═══ Task input ═══

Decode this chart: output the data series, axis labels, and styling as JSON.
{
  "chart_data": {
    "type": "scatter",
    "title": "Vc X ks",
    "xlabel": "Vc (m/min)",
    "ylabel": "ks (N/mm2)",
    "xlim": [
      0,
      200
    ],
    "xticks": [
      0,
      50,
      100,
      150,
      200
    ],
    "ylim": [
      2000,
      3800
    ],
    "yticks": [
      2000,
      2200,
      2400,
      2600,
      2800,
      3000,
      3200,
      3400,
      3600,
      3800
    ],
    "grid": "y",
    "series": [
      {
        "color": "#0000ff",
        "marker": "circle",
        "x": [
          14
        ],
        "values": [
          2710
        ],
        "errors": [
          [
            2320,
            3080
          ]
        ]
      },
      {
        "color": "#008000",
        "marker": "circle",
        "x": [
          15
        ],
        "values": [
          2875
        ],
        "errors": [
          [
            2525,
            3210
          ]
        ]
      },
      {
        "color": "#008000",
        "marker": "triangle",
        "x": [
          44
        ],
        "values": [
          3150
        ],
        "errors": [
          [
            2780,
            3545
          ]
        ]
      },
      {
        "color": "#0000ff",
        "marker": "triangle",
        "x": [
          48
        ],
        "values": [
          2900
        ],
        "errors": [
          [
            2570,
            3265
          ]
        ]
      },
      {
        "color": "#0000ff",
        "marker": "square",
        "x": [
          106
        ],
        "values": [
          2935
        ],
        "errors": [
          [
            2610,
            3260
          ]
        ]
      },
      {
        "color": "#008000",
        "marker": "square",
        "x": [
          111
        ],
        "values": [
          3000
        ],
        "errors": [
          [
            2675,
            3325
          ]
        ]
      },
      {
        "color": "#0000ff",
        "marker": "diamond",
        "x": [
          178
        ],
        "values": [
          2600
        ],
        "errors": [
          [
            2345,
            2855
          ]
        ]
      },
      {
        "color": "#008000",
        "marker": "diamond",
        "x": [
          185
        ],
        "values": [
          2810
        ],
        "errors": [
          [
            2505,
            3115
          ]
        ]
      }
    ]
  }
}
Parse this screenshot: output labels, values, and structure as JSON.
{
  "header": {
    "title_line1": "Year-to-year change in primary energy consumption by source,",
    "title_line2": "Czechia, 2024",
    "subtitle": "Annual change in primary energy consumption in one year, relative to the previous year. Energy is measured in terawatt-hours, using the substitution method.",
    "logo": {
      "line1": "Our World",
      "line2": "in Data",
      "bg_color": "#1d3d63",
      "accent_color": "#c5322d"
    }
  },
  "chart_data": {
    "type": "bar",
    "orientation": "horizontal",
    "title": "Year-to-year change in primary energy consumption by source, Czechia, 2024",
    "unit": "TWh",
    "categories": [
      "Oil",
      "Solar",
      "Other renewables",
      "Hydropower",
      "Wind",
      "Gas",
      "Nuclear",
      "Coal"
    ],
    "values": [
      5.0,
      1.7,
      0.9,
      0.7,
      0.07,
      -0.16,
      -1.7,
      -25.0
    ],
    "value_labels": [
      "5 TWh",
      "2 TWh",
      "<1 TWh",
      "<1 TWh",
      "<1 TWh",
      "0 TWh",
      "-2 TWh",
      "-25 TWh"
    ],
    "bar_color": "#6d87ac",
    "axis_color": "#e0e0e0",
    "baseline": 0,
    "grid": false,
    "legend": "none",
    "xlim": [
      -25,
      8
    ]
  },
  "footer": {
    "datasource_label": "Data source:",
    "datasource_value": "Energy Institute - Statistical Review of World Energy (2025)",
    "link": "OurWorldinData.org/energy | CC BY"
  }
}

═══

◆ Exercise goal ◆
Make a verbatim copy of every entry shown above.

◆ Worked solution ◆
Decode this chart: output the data series, axis labels, and styling as JSON.
{
  "chart_data": {
    "type": "scatter",
    "title": "Vc X ks",
    "xlabel": "Vc (m/min)",
    "ylabel": "ks (N/mm2)",
    "xlim": [
      0,
      200
    ],
    "xticks": [
      0,
      50,
      100,
      150,
      200
    ],
    "ylim": [
      2000,
      3800
    ],
    "yticks": [
      2000,
      2200,
      2400,
      2600,
      2800,
      3000,
      3200,
      3400,
      3600,
      3800
    ],
    "grid": "y",
    "series": [
      {
        "color": "#0000ff",
        "marker": "circle",
        "x": [
          14
        ],
        "values": [
          2710
        ],
        "errors": [
          [
            2320,
            3080
          ]
        ]
      },
      {
        "color": "#008000",
        "marker": "circle",
        "x": [
          15
        ],
        "values": [
          2875
        ],
        "errors": [
          [
            2525,
            3210
          ]
        ]
      },
      {
        "color": "#008000",
        "marker": "triangle",
        "x": [
          44
        ],
        "values": [
          3150
        ],
        "errors": [
          [
            2780,
            3545
          ]
        ]
      },
      {
        "color": "#0000ff",
        "marker": "triangle",
        "x": [
          48
        ],
        "values": [
          2900
        ],
        "errors": [
          [
            2570,
            3265
          ]
        ]
      },
      {
        "color": "#0000ff",
        "marker": "square",
        "x": [
          106
        ],
        "values": [
          2935
        ],
        "errors": [
          [
            2610,
            3260
          ]
        ]
      },
      {
        "color": "#008000",
        "marker": "square",
        "x": [
          111
        ],
        "values": [
          3000
        ],
        "errors": [
          [
            2675,
            3325
          ]
        ]
      },
      {
        "color": "#0000ff",
        "marker": "diamond",
        "x": [
          178
        ],
        "values": [
          2600
        ],
        "errors": [
          [
            2345,
            2855
          ]
        ]
      },
      {
        "color": "#008000",
        "marker": "diamond",
        "x": [
          185
        ],
        "values": [
          2810
        ],
        "errors": [
          [
            2505,
            3115
          ]
        ]
      }
    ]
  }
}
Parse this screenshot: output labels, values, and structure as JSON.
{
  "header": {
    "title_line1": "Year-to-year change in primary energy consumption by source,",
    "title_line2": "Czechia, 2024",
    "subtitle": "Annual change in primary energy consumption in one year, relative to the previous year. Energy is measured in terawatt-hours, using the substitution method.",
    "logo": {
      "line1": "Our World",
      "line2": "in Data",
      "bg_color": "#1d3d63",
      "accent_color": "#c5322d"
    }
  },
  "chart_data": {
    "type": "bar",
    "orientation": "horizontal",
    "title": "Year-to-year change in primary energy consumption by source, Czechia, 2024",
    "unit": "TWh",
    "categories": [
      "Oil",
      "Solar",
      "Other renewables",
      "Hydropower",
      "Wind",
      "Gas",
      "Nuclear",
      "Coal"
    ],
    "values": [
      5.0,
      1.7,
      0.9,
      0.7,
      0.07,
      -0.16,
      -1.7,
      -25.0
    ],
    "value_labels": [
      "5 TWh",
      "2 TWh",
      "<1 TWh",
      "<1 TWh",
      "<1 TWh",
      "0 TWh",
      "-2 TWh",
      "-25 TWh"
    ],
    "bar_color": "#6d87ac",
    "axis_color": "#e0e0e0",
    "baseline": 0,
    "grid": false,
    "legend": "none",
    "xlim": [
      -25,
      8
    ]
  },
  "footer": {
    "datasource_label": "Data source:",
    "datasource_value": "Energy Institute - Statistical Review of World Energy (2025)",
    "link": "OurWorldinData.org/energy | CC BY"
  }
}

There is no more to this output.